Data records
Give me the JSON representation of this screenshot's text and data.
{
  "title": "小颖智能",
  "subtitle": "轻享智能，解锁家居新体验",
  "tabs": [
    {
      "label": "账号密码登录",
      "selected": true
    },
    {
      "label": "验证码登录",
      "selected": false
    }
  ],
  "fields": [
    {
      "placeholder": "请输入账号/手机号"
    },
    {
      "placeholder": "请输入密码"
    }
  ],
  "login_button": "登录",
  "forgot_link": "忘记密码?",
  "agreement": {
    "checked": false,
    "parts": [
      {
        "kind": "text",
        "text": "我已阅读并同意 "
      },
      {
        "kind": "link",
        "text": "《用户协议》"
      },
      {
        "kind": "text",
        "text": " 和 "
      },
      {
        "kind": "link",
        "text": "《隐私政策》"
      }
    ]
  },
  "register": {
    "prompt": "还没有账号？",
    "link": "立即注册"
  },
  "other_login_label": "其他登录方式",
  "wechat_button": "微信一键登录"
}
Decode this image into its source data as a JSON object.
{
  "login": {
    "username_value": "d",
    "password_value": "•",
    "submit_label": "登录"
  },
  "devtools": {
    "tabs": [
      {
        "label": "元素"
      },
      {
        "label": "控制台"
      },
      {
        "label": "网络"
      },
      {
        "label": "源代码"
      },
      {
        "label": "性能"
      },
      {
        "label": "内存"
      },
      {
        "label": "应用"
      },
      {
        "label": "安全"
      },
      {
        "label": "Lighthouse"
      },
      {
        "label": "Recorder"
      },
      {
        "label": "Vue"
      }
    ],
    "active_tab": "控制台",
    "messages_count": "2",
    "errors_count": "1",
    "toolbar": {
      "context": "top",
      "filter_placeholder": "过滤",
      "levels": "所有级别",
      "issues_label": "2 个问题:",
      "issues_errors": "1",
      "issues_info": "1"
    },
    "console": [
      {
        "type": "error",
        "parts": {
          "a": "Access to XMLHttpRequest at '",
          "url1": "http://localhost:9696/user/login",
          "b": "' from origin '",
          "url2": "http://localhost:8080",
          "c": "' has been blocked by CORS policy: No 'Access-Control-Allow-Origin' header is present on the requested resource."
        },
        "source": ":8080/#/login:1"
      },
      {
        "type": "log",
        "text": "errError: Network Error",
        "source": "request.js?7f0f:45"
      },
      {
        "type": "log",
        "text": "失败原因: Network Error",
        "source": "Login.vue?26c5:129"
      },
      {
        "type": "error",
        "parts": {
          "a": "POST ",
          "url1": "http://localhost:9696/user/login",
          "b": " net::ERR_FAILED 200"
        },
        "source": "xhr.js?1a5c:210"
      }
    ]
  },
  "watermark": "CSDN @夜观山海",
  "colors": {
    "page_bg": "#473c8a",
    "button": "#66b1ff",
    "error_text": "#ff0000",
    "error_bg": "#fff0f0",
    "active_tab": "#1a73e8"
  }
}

(WHAT TO PRODUCE)
Write out all records exactly, keeping every detail.

(OUTPUT FOR THIS EXERCISE)
Give me the JSON representation of this screenshot's text and data.
{
  "title": "小颖智能",
  "subtitle": "轻享智能，解锁家居新体验",
  "tabs": [
    {
      "label": "账号密码登录",
      "selected": true
    },
    {
      "label": "验证码登录",
      "selected": false
    }
  ],
  "fields": [
    {
      "placeholder": "请输入账号/手机号"
    },
    {
      "placeholder": "请输入密码"
    }
  ],
  "login_button": "登录",
  "forgot_link": "忘记密码?",
  "agreement": {
    "checked": false,
    "parts": [
      {
        "kind": "text",
        "text": "我已阅读并同意 "
      },
      {
        "kind": "link",
        "text": "《用户协议》"
      },
      {
        "kind": "text",
        "text": " 和 "
      },
      {
        "kind": "link",
        "text": "《隐私政策》"
      }
    ]
  },
  "register": {
    "prompt": "还没有账号？",
    "link": "立即注册"
  },
  "other_login_label": "其他登录方式",
  "wechat_button": "微信一键登录"
}
Decode this image into its source data as a JSON object.
{
  "login": {
    "username_value": "d",
    "password_value": "•",
    "submit_label": "登录"
  },
  "devtools": {
    "tabs": [
      {
        "label": "元素"
      },
      {
        "label": "控制台"
      },
      {
        "label": "网络"
      },
      {
        "label": "源代码"
      },
      {
        "label": "性能"
      },
      {
        "label": "内存"
      },
      {
        "label": "应用"
      },
      {
        "label": "安全"
      },
      {
        "label": "Lighthouse"
      },
      {
        "label": "Recorder"
      },
      {
        "label": "Vue"
      }
    ],
    "active_tab": "控制台",
    "messages_count": "2",
    "errors_count": "1",
    "toolbar": {
      "context": "top",
      "filter_placeholder": "过滤",
      "levels": "所有级别",
      "issues_label": "2 个问题:",
      "issues_errors": "1",
      "issues_info": "1"
    },
    "console": [
      {
        "type": "error",
        "parts": {
          "a": "Access to XMLHttpRequest at '",
          "url1": "http://localhost:9696/user/login",
          "b": "' from origin '",
          "url2": "http://localhost:8080",
          "c": "' has been blocked by CORS policy: No 'Access-Control-Allow-Origin' header is present on the requested resource."
        },
        "source": ":8080/#/login:1"
      },
      {
        "type": "log",
        "text": "errError: Network Error",
        "source": "request.js?7f0f:45"
      },
      {
        "type": "log",
        "text": "失败原因: Network Error",
        "source": "Login.vue?26c5:129"
      },
      {
        "type": "error",
        "parts": {
          "a": "POST ",
          "url1": "http://localhost:9696/user/login",
          "b": " net::ERR_FAILED 200"
        },
        "source": "xhr.js?1a5c:210"
      }
    ]
  },
  "watermark": "CSDN @夜观山海",
  "colors": {
    "page_bg": "#473c8a",
    "button": "#66b1ff",
    "error_text": "#ff0000",
    "error_bg": "#fff0f0",
    "active_tab": "#1a73e8"
  }
}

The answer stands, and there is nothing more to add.